++++ Provided records ++++

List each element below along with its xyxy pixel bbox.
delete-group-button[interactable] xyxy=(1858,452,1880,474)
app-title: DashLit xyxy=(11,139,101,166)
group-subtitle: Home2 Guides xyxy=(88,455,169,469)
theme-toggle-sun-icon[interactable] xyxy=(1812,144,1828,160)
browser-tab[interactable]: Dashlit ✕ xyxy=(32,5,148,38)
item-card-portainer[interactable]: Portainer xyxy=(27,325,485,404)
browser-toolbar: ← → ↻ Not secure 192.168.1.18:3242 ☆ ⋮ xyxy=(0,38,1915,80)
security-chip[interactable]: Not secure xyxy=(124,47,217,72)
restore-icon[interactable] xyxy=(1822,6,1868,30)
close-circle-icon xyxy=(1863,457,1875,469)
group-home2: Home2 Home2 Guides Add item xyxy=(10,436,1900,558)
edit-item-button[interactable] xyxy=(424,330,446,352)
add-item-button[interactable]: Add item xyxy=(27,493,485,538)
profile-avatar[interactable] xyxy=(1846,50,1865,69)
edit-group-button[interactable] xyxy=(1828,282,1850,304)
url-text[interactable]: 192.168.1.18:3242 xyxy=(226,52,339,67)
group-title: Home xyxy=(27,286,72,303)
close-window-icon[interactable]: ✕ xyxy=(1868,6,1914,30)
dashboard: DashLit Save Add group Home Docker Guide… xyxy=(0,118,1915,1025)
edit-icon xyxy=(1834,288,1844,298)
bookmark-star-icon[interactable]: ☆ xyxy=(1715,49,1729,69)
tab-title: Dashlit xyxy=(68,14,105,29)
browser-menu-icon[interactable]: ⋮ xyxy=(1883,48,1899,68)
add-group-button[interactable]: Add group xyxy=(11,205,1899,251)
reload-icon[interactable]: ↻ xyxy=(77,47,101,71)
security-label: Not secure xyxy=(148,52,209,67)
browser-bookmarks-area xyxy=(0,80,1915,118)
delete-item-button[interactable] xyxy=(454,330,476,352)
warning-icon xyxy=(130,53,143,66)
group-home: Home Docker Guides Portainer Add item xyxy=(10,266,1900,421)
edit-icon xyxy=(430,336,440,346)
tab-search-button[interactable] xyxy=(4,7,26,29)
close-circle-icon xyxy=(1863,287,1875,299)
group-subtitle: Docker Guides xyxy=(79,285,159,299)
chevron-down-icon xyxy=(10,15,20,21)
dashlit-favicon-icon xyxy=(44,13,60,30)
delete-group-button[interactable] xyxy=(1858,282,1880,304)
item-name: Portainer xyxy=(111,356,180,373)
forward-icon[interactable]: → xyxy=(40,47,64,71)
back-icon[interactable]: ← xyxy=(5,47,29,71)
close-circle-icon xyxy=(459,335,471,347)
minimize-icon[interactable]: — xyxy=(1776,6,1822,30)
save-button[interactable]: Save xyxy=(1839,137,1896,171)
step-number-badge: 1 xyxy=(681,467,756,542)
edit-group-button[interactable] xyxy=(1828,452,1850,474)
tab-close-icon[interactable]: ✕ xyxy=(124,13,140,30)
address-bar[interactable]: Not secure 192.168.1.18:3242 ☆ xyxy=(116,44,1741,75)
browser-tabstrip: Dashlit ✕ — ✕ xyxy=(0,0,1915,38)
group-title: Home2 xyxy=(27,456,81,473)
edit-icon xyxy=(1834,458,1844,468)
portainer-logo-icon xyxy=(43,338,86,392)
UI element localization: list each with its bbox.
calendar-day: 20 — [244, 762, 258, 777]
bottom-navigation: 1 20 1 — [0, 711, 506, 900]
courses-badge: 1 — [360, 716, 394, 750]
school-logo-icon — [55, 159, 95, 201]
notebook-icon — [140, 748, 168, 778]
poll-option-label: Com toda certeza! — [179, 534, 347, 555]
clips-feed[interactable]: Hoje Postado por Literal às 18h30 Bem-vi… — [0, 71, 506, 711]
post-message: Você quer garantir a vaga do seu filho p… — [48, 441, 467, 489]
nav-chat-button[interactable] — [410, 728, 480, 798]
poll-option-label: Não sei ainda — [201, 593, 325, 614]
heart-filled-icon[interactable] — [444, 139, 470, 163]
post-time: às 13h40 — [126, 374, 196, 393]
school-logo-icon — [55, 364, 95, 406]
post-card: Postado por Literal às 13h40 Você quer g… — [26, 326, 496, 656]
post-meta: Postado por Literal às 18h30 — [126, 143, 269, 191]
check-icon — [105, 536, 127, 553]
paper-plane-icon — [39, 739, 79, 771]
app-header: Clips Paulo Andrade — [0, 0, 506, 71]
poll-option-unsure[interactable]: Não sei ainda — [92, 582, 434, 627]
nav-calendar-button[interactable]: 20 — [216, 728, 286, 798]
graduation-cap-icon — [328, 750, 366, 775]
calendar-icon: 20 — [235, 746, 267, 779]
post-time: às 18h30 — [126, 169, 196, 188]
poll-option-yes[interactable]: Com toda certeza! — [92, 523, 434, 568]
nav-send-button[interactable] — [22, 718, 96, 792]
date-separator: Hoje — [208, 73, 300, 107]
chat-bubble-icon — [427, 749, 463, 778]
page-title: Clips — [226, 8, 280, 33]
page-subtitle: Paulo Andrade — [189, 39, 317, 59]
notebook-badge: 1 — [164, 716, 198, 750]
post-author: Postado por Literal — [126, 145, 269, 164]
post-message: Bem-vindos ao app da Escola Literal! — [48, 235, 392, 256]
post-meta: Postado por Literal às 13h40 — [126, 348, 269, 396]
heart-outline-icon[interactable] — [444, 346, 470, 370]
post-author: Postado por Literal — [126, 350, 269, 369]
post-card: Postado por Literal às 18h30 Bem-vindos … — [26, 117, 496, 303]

++++

◆ What needs to be done ◆
Copy every line of the saved data entries above without any changes.

◆ Finished answer ◆
List each element below along with its xyxy pixel bbox.
delete-group-button[interactable] xyxy=(1858,452,1880,474)
app-title: DashLit xyxy=(11,139,101,166)
group-subtitle: Home2 Guides xyxy=(88,455,169,469)
theme-toggle-sun-icon[interactable] xyxy=(1812,144,1828,160)
browser-tab[interactable]: Dashlit ✕ xyxy=(32,5,148,38)
item-card-portainer[interactable]: Portainer xyxy=(27,325,485,404)
browser-toolbar: ← → ↻ Not secure 192.168.1.18:3242 ☆ ⋮ xyxy=(0,38,1915,80)
security-chip[interactable]: Not secure xyxy=(124,47,217,72)
restore-icon[interactable] xyxy=(1822,6,1868,30)
close-circle-icon xyxy=(1863,457,1875,469)
group-home2: Home2 Home2 Guides Add item xyxy=(10,436,1900,558)
edit-item-button[interactable] xyxy=(424,330,446,352)
add-item-button[interactable]: Add item xyxy=(27,493,485,538)
profile-avatar[interactable] xyxy=(1846,50,1865,69)
edit-group-button[interactable] xyxy=(1828,282,1850,304)
url-text[interactable]: 192.168.1.18:3242 xyxy=(226,52,339,67)
group-title: Home xyxy=(27,286,72,303)
close-window-icon[interactable]: ✕ xyxy=(1868,6,1914,30)
dashboard: DashLit Save Add group Home Docker Guide… xyxy=(0,118,1915,1025)
edit-icon xyxy=(1834,288,1844,298)
bookmark-star-icon[interactable]: ☆ xyxy=(1715,49,1729,69)
tab-title: Dashlit xyxy=(68,14,105,29)
browser-menu-icon[interactable]: ⋮ xyxy=(1883,48,1899,68)
add-group-button[interactable]: Add group xyxy=(11,205,1899,251)
reload-icon[interactable]: ↻ xyxy=(77,47,101,71)
security-label: Not secure xyxy=(148,52,209,67)
browser-bookmarks-area xyxy=(0,80,1915,118)
delete-item-button[interactable] xyxy=(454,330,476,352)
warning-icon xyxy=(130,53,143,66)
group-home: Home Docker Guides Portainer Add item xyxy=(10,266,1900,421)
edit-icon xyxy=(430,336,440,346)
tab-search-button[interactable] xyxy=(4,7,26,29)
close-circle-icon xyxy=(1863,287,1875,299)
group-subtitle: Docker Guides xyxy=(79,285,159,299)
chevron-down-icon xyxy=(10,15,20,21)
dashlit-favicon-icon xyxy=(44,13,60,30)
delete-group-button[interactable] xyxy=(1858,282,1880,304)
item-name: Portainer xyxy=(111,356,180,373)
forward-icon[interactable]: → xyxy=(40,47,64,71)
back-icon[interactable]: ← xyxy=(5,47,29,71)
close-circle-icon xyxy=(459,335,471,347)
minimize-icon[interactable]: — xyxy=(1776,6,1822,30)
save-button[interactable]: Save xyxy=(1839,137,1896,171)
step-number-badge: 1 xyxy=(681,467,756,542)
edit-group-button[interactable] xyxy=(1828,452,1850,474)
tab-close-icon[interactable]: ✕ xyxy=(124,13,140,30)
address-bar[interactable]: Not secure 192.168.1.18:3242 ☆ xyxy=(116,44,1741,75)
browser-tabstrip: Dashlit ✕ — ✕ xyxy=(0,0,1915,38)
group-title: Home2 xyxy=(27,456,81,473)
edit-icon xyxy=(1834,458,1844,468)
portainer-logo-icon xyxy=(43,338,86,392)
UI element localization: list each with its bbox.
calendar-day: 20 — [244, 762, 258, 777]
bottom-navigation: 1 20 1 — [0, 711, 506, 900]
courses-badge: 1 — [360, 716, 394, 750]
school-logo-icon — [55, 159, 95, 201]
notebook-icon — [140, 748, 168, 778]
poll-option-label: Com toda certeza! — [179, 534, 347, 555]
clips-feed[interactable]: Hoje Postado por Literal às 18h30 Bem-vi… — [0, 71, 506, 711]
post-message: Você quer garantir a vaga do seu filho p… — [48, 441, 467, 489]
nav-chat-button[interactable] — [410, 728, 480, 798]
poll-option-label: Não sei ainda — [201, 593, 325, 614]
heart-filled-icon[interactable] — [444, 139, 470, 163]
post-time: às 13h40 — [126, 374, 196, 393]
school-logo-icon — [55, 364, 95, 406]
post-card: Postado por Literal às 13h40 Você quer g… — [26, 326, 496, 656]
post-meta: Postado por Literal às 18h30 — [126, 143, 269, 191]
check-icon — [105, 536, 127, 553]
paper-plane-icon — [39, 739, 79, 771]
app-header: Clips Paulo Andrade — [0, 0, 506, 71]
poll-option-unsure[interactable]: Não sei ainda — [92, 582, 434, 627]
nav-calendar-button[interactable]: 20 — [216, 728, 286, 798]
graduation-cap-icon — [328, 750, 366, 775]
calendar-icon: 20 — [235, 746, 267, 779]
post-time: às 18h30 — [126, 169, 196, 188]
poll-option-yes[interactable]: Com toda certeza! — [92, 523, 434, 568]
nav-send-button[interactable] — [22, 718, 96, 792]
date-separator: Hoje — [208, 73, 300, 107]
chat-bubble-icon — [427, 749, 463, 778]
page-title: Clips — [226, 8, 280, 33]
page-subtitle: Paulo Andrade — [189, 39, 317, 59]
notebook-badge: 1 — [164, 716, 198, 750]
post-author: Postado por Literal — [126, 145, 269, 164]
post-message: Bem-vindos ao app da Escola Literal! — [48, 235, 392, 256]
post-meta: Postado por Literal às 13h40 — [126, 348, 269, 396]
heart-outline-icon[interactable] — [444, 346, 470, 370]
post-author: Postado por Literal — [126, 350, 269, 369]
post-card: Postado por Literal às 18h30 Bem-vindos … — [26, 117, 496, 303]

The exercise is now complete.